** BEGIN Input records **

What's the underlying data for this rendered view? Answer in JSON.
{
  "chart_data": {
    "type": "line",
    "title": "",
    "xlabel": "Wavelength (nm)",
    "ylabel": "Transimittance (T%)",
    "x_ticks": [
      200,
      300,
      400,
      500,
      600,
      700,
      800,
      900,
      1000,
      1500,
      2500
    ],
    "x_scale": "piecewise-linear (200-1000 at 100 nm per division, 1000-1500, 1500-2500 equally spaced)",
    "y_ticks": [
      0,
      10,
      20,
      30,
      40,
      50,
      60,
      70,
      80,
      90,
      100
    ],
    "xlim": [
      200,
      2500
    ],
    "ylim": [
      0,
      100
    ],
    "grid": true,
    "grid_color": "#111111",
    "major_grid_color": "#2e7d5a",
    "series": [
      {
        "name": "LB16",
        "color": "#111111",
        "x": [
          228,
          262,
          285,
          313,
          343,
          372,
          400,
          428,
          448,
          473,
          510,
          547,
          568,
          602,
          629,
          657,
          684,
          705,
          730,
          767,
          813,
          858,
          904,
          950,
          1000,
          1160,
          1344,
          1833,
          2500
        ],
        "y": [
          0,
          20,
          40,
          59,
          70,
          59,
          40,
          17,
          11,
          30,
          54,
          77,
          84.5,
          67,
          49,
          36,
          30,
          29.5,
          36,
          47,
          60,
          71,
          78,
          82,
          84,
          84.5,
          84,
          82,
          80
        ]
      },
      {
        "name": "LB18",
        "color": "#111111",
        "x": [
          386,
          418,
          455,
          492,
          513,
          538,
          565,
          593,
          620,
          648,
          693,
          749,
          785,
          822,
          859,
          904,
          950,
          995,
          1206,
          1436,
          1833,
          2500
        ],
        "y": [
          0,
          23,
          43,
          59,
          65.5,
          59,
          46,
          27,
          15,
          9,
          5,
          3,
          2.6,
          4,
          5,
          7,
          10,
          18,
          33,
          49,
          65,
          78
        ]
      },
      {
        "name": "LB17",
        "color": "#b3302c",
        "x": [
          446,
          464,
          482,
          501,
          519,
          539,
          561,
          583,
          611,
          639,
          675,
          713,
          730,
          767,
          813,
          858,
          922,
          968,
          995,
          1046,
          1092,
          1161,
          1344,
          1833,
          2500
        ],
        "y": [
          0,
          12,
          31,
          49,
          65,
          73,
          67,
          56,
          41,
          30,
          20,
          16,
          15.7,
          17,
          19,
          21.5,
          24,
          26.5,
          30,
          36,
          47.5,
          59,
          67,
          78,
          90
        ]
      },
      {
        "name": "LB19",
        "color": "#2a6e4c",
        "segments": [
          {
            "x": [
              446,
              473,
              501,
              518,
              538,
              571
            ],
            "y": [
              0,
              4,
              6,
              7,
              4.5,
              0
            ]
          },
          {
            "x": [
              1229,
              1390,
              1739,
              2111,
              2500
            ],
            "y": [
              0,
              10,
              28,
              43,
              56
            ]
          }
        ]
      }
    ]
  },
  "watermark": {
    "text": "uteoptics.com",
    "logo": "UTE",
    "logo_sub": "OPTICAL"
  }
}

** END Input records **

Quote each line of the data above exactly as written.

- Answer to the task -
What's the underlying data for this rendered view? Answer in JSON.
{
  "chart_data": {
    "type": "line",
    "title": "",
    "xlabel": "Wavelength (nm)",
    "ylabel": "Transimittance (T%)",
    "x_ticks": [
      200,
      300,
      400,
      500,
      600,
      700,
      800,
      900,
      1000,
      1500,
      2500
    ],
    "x_scale": "piecewise-linear (200-1000 at 100 nm per division, 1000-1500, 1500-2500 equally spaced)",
    "y_ticks": [
      0,
      10,
      20,
      30,
      40,
      50,
      60,
      70,
      80,
      90,
      100
    ],
    "xlim": [
      200,
      2500
    ],
    "ylim": [
      0,
      100
    ],
    "grid": true,
    "grid_color": "#111111",
    "major_grid_color": "#2e7d5a",
    "series": [
      {
        "name": "LB16",
        "color": "#111111",
        "x": [
          228,
          262,
          285,
          313,
          343,
          372,
          400,
          428,
          448,
          473,
          510,
          547,
          568,
          602,
          629,
          657,
          684,
          705,
          730,
          767,
          813,
          858,
          904,
          950,
          1000,
          1160,
          1344,
          1833,
          2500
        ],
        "y": [
          0,
          20,
          40,
          59,
          70,
          59,
          40,
          17,
          11,
          30,
          54,
          77,
          84.5,
          67,
          49,
          36,
          30,
          29.5,
          36,
          47,
          60,
          71,
          78,
          82,
          84,
          84.5,
          84,
          82,
          80
        ]
      },
      {
        "name": "LB18",
        "color": "#111111",
        "x": [
          386,
          418,
          455,
          492,
          513,
          538,
          565,
          593,
          620,
          648,
          693,
          749,
          785,
          822,
          859,
          904,
          950,
          995,
          1206,
          1436,
          1833,
          2500
        ],
        "y": [
          0,
          23,
          43,
          59,
          65.5,
          59,
          46,
          27,
          15,
          9,
          5,
          3,
          2.6,
          4,
          5,
          7,
          10,
          18,
          33,
          49,
          65,
          78
        ]
      },
      {
        "name": "LB17",
        "color": "#b3302c",
        "x": [
          446,
          464,
          482,
          501,
          519,
          539,
          561,
          583,
          611,
          639,
          675,
          713,
          730,
          767,
          813,
          858,
          922,
          968,
          995,
          1046,
          1092,
          1161,
          1344,
          1833,
          2500
        ],
        "y": [
          0,
          12,
          31,
          49,
          65,
          73,
          67,
          56,
          41,
          30,
          20,
          16,
          15.7,
          17,
          19,
          21.5,
          24,
          26.5,
          30,
          36,
          47.5,
          59,
          67,
          78,
          90
        ]
      },
      {
        "name": "LB19",
        "color": "#2a6e4c",
        "segments": [
          {
            "x": [
              446,
              473,
              501,
              518,
              538,
              571
            ],
            "y": [
              0,
              4,
              6,
              7,
              4.5,
              0
            ]
          },
          {
            "x": [
              1229,
              1390,
              1739,
              2111,
              2500
            ],
            "y": [
              0,
              10,
              28,
              43,
              56
            ]
          }
        ]
      }
    ]
  },
  "watermark": {
    "text": "uteoptics.com",
    "logo": "UTE",
    "logo_sub": "OPTICAL"
  }
}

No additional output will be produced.